-- Entries --
* BEGIN *

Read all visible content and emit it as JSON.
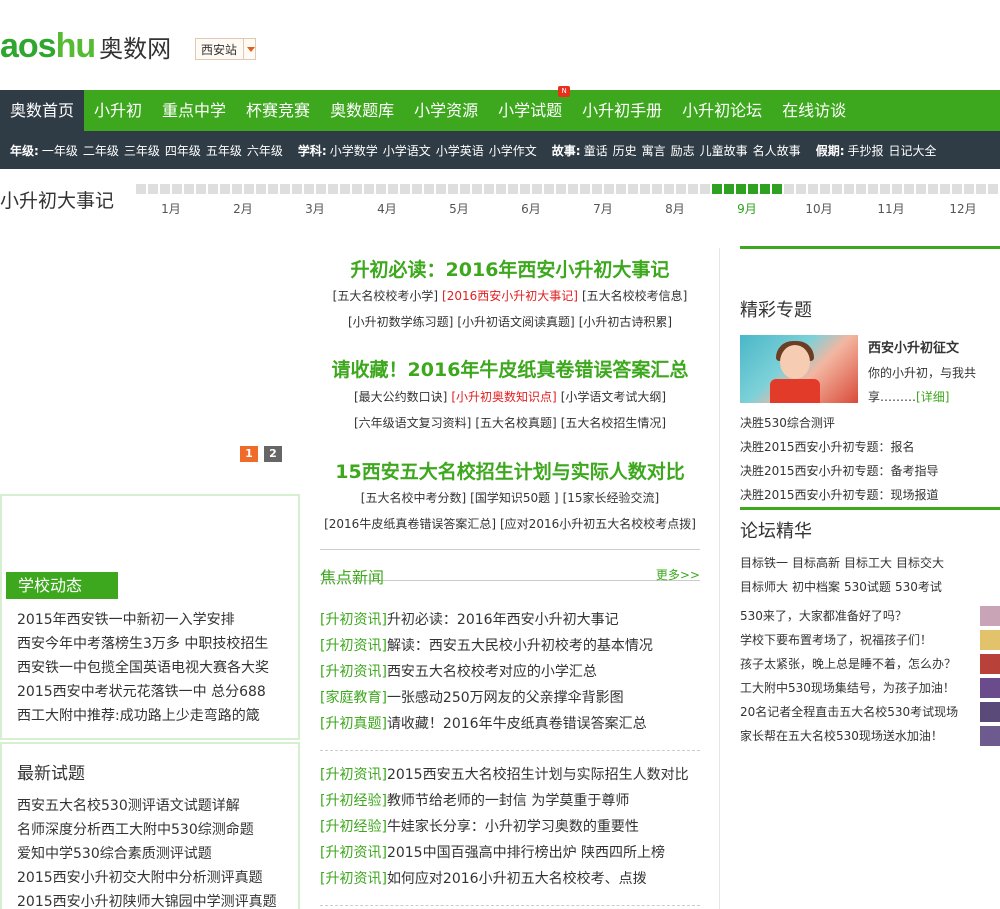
{
  "header": {
    "logo_latin_1": "aos",
    "logo_latin_2": "hu",
    "logo_cn": "奥数网",
    "city": "西安站"
  },
  "nav": [
    {
      "label": "奥数首页",
      "active": true
    },
    {
      "label": "小升初"
    },
    {
      "label": "重点中学"
    },
    {
      "label": "杯赛竞赛"
    },
    {
      "label": "奥数题库"
    },
    {
      "label": "小学资源"
    },
    {
      "label": "小学试题",
      "badge": "N"
    },
    {
      "label": "小升初手册"
    },
    {
      "label": "小升初论坛"
    },
    {
      "label": "在线访谈"
    }
  ],
  "subnav": [
    {
      "label": "年级:",
      "links": [
        "一年级",
        "二年级",
        "三年级",
        "四年级",
        "五年级",
        "六年级"
      ]
    },
    {
      "label": "学科:",
      "links": [
        "小学数学",
        "小学语文",
        "小学英语",
        "小学作文"
      ]
    },
    {
      "label": "故事:",
      "links": [
        "童话",
        "历史",
        "寓言",
        "励志",
        "儿童故事",
        "名人故事"
      ]
    },
    {
      "label": "假期:",
      "links": [
        "手抄报",
        "日记大全"
      ]
    }
  ],
  "timeline": {
    "title": "小升初大事记",
    "months": [
      "1月",
      "2月",
      "3月",
      "4月",
      "5月",
      "6月",
      "7月",
      "8月",
      "9月",
      "10月",
      "11月",
      "12月"
    ],
    "current_month": "9月"
  },
  "slider": {
    "pages": [
      "1",
      "2"
    ],
    "active": "1"
  },
  "headlines": [
    {
      "title": "升初必读：2016年西安小升初大事记",
      "tags": [
        [
          {
            "t": "[五大名校校考小学]"
          },
          {
            "t": "[2016西安小升初大事记]",
            "red": true
          },
          {
            "t": "[五大名校校考信息]"
          }
        ],
        [
          {
            "t": "[小升初数学练习题]"
          },
          {
            "t": "[小升初语文阅读真题]"
          },
          {
            "t": "[小升初古诗积累]"
          }
        ]
      ]
    },
    {
      "title": "请收藏！2016年牛皮纸真卷错误答案汇总",
      "tags": [
        [
          {
            "t": "[最大公约数口诀]"
          },
          {
            "t": "[小升初奥数知识点]",
            "red": true
          },
          {
            "t": "[小学语文考试大纲]"
          }
        ],
        [
          {
            "t": "[六年级语文复习资料]"
          },
          {
            "t": "[五大名校真题]"
          },
          {
            "t": "[五大名校招生情况]"
          }
        ]
      ]
    },
    {
      "title": "15西安五大名校招生计划与实际人数对比",
      "tags": [
        [
          {
            "t": "[五大名校中考分数]"
          },
          {
            "t": "[国学知识50题 ]"
          },
          {
            "t": "[15家长经验交流]"
          }
        ],
        [
          {
            "t": "[2016牛皮纸真卷错误答案汇总]"
          },
          {
            "t": "[应对2016小升初五大名校校考点拨]"
          }
        ]
      ]
    }
  ],
  "school_news": {
    "title": "学校动态",
    "items": [
      "2015年西安铁一中新初一入学安排",
      "西安今年中考落榜生3万多  中职技校招生",
      "西安铁一中包揽全国英语电视大赛各大奖",
      "2015西安中考状元花落铁一中  总分688",
      "西工大附中推荐:成功路上少走弯路的箴"
    ]
  },
  "latest_exams": {
    "title": "最新试题",
    "items": [
      "西安五大名校530测评语文试题详解",
      "名师深度分析西工大附中530综测命题",
      "爱知中学530综合素质测评试题",
      "2015西安小升初交大附中分析测评真题",
      "2015西安小升初陕师大锦园中学测评真题"
    ]
  },
  "focus_news": {
    "title": "焦点新闻",
    "more": "更多>>",
    "group1": [
      {
        "cat": "[升初资讯]",
        "text": "升初必读：2016年西安小升初大事记"
      },
      {
        "cat": "[升初资讯]",
        "text": "解读：西安五大民校小升初校考的基本情况"
      },
      {
        "cat": "[升初资讯]",
        "text": "西安五大名校校考对应的小学汇总"
      },
      {
        "cat": "[家庭教育]",
        "text": "一张感动250万网友的父亲撑伞背影图"
      },
      {
        "cat": "[升初真题]",
        "text": "请收藏！2016年牛皮纸真卷错误答案汇总"
      }
    ],
    "group2": [
      {
        "cat": "[升初资讯]",
        "text": "2015西安五大名校招生计划与实际招生人数对比"
      },
      {
        "cat": "[升初经验]",
        "text": "教师节给老师的一封信 为学莫重于尊师"
      },
      {
        "cat": "[升初经验]",
        "text": "牛娃家长分享：小升初学习奥数的重要性"
      },
      {
        "cat": "[升初资讯]",
        "text": "2015中国百强高中排行榜出炉 陕西四所上榜"
      },
      {
        "cat": "[升初资讯]",
        "text": "如何应对2016小升初五大名校校考、点拨"
      }
    ]
  },
  "topics": {
    "title": "精彩专题",
    "feature_title": "西安小升初征文",
    "feature_desc": "你的小升初，与我共享………",
    "detail": "[详细]",
    "items": [
      "决胜530综合测评",
      "决胜2015西安小升初专题：报名",
      "决胜2015西安小升初专题：备考指导",
      "决胜2015西安小升初专题：现场报道"
    ]
  },
  "forum": {
    "title": "论坛精华",
    "tags": [
      "目标铁一",
      "目标高新",
      "目标工大",
      "目标交大",
      "目标师大",
      "初中档案",
      "530试题",
      "530考试"
    ],
    "items": [
      {
        "text": "530来了，大家都准备好了吗？",
        "avatar": "#c9a3b6"
      },
      {
        "text": "学校下要布置考场了，祝福孩子们！",
        "avatar": "#e2c26b"
      },
      {
        "text": "孩子太紧张，晚上总是睡不着，怎么办？",
        "avatar": "#b8413a"
      },
      {
        "text": "工大附中530现场集结号，为孩子加油！",
        "avatar": "#6a4c8c"
      },
      {
        "text": "20名记者全程直击五大名校530考试现场",
        "avatar": "#5a4a7a"
      },
      {
        "text": "家长帮在五大名校530现场送水加油！",
        "avatar": "#6d5a8e"
      }
    ]
  }
}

* END *

-- What is needed --
Make a verbatim copy of all the entries and strip out the pictures.

-- Exercise result --
Read all visible content and emit it as JSON.
{
  "header": {
    "logo_latin_1": "aos",
    "logo_latin_2": "hu",
    "logo_cn": "奥数网",
    "city": "西安站"
  },
  "nav": [
    {
      "label": "奥数首页",
      "active": true
    },
    {
      "label": "小升初"
    },
    {
      "label": "重点中学"
    },
    {
      "label": "杯赛竞赛"
    },
    {
      "label": "奥数题库"
    },
    {
      "label": "小学资源"
    },
    {
      "label": "小学试题",
      "badge": "N"
    },
    {
      "label": "小升初手册"
    },
    {
      "label": "小升初论坛"
    },
    {
      "label": "在线访谈"
    }
  ],
  "subnav": [
    {
      "label": "年级:",
      "links": [
        "一年级",
        "二年级",
        "三年级",
        "四年级",
        "五年级",
        "六年级"
      ]
    },
    {
      "label": "学科:",
      "links": [
        "小学数学",
        "小学语文",
        "小学英语",
        "小学作文"
      ]
    },
    {
      "label": "故事:",
      "links": [
        "童话",
        "历史",
        "寓言",
        "励志",
        "儿童故事",
        "名人故事"
      ]
    },
    {
      "label": "假期:",
      "links": [
        "手抄报",
        "日记大全"
      ]
    }
  ],
  "timeline": {
    "title": "小升初大事记",
    "months": [
      "1月",
      "2月",
      "3月",
      "4月",
      "5月",
      "6月",
      "7月",
      "8月",
      "9月",
      "10月",
      "11月",
      "12月"
    ],
    "current_month": "9月"
  },
  "slider": {
    "pages": [
      "1",
      "2"
    ],
    "active": "1"
  },
  "headlines": [
    {
      "title": "升初必读：2016年西安小升初大事记",
      "tags": [
        [
          {
            "t": "[五大名校校考小学]"
          },
          {
            "t": "[2016西安小升初大事记]",
            "red": true
          },
          {
            "t": "[五大名校校考信息]"
          }
        ],
        [
          {
            "t": "[小升初数学练习题]"
          },
          {
            "t": "[小升初语文阅读真题]"
          },
          {
            "t": "[小升初古诗积累]"
          }
        ]
      ]
    },
    {
      "title": "请收藏！2016年牛皮纸真卷错误答案汇总",
      "tags": [
        [
          {
            "t": "[最大公约数口诀]"
          },
          {
            "t": "[小升初奥数知识点]",
            "red": true
          },
          {
            "t": "[小学语文考试大纲]"
          }
        ],
        [
          {
            "t": "[六年级语文复习资料]"
          },
          {
            "t": "[五大名校真题]"
          },
          {
            "t": "[五大名校招生情况]"
          }
        ]
      ]
    },
    {
      "title": "15西安五大名校招生计划与实际人数对比",
      "tags": [
        [
          {
            "t": "[五大名校中考分数]"
          },
          {
            "t": "[国学知识50题 ]"
          },
          {
            "t": "[15家长经验交流]"
          }
        ],
        [
          {
            "t": "[2016牛皮纸真卷错误答案汇总]"
          },
          {
            "t": "[应对2016小升初五大名校校考点拨]"
          }
        ]
      ]
    }
  ],
  "school_news": {
    "title": "学校动态",
    "items": [
      "2015年西安铁一中新初一入学安排",
      "西安今年中考落榜生3万多  中职技校招生",
      "西安铁一中包揽全国英语电视大赛各大奖",
      "2015西安中考状元花落铁一中  总分688",
      "西工大附中推荐:成功路上少走弯路的箴"
    ]
  },
  "latest_exams": {
    "title": "最新试题",
    "items": [
      "西安五大名校530测评语文试题详解",
      "名师深度分析西工大附中530综测命题",
      "爱知中学530综合素质测评试题",
      "2015西安小升初交大附中分析测评真题",
      "2015西安小升初陕师大锦园中学测评真题"
    ]
  },
  "focus_news": {
    "title": "焦点新闻",
    "more": "更多>>",
    "group1": [
      {
        "cat": "[升初资讯]",
        "text": "升初必读：2016年西安小升初大事记"
      },
      {
        "cat": "[升初资讯]",
        "text": "解读：西安五大民校小升初校考的基本情况"
      },
      {
        "cat": "[升初资讯]",
        "text": "西安五大名校校考对应的小学汇总"
      },
      {
        "cat": "[家庭教育]",
        "text": "一张感动250万网友的父亲撑伞背影图"
      },
      {
        "cat": "[升初真题]",
        "text": "请收藏！2016年牛皮纸真卷错误答案汇总"
      }
    ],
    "group2": [
      {
        "cat": "[升初资讯]",
        "text": "2015西安五大名校招生计划与实际招生人数对比"
      },
      {
        "cat": "[升初经验]",
        "text": "教师节给老师的一封信 为学莫重于尊师"
      },
      {
        "cat": "[升初经验]",
        "text": "牛娃家长分享：小升初学习奥数的重要性"
      },
      {
        "cat": "[升初资讯]",
        "text": "2015中国百强高中排行榜出炉 陕西四所上榜"
      },
      {
        "cat": "[升初资讯]",
        "text": "如何应对2016小升初五大名校校考、点拨"
      }
    ]
  },
  "topics": {
    "title": "精彩专题",
    "feature_title": "西安小升初征文",
    "feature_desc": "你的小升初，与我共享………",
    "detail": "[详细]",
    "items": [
      "决胜530综合测评",
      "决胜2015西安小升初专题：报名",
      "决胜2015西安小升初专题：备考指导",
      "决胜2015西安小升初专题：现场报道"
    ]
  },
  "forum": {
    "title": "论坛精华",
    "tags": [
      "目标铁一",
      "目标高新",
      "目标工大",
      "目标交大",
      "目标师大",
      "初中档案",
      "530试题",
      "530考试"
    ],
    "items": [
      {
        "text": "530来了，大家都准备好了吗？",
        "avatar": "#c9a3b6"
      },
      {
        "text": "学校下要布置考场了，祝福孩子们！",
        "avatar": "#e2c26b"
      },
      {
        "text": "孩子太紧张，晚上总是睡不着，怎么办？",
        "avatar": "#b8413a"
      },
      {
        "text": "工大附中530现场集结号，为孩子加油！",
        "avatar": "#6a4c8c"
      },
      {
        "text": "20名记者全程直击五大名校530考试现场",
        "avatar": "#5a4a7a"
      },
      {
        "text": "家长帮在五大名校530现场送水加油！",
        "avatar": "#6d5a8e"
      }
    ]
  }
}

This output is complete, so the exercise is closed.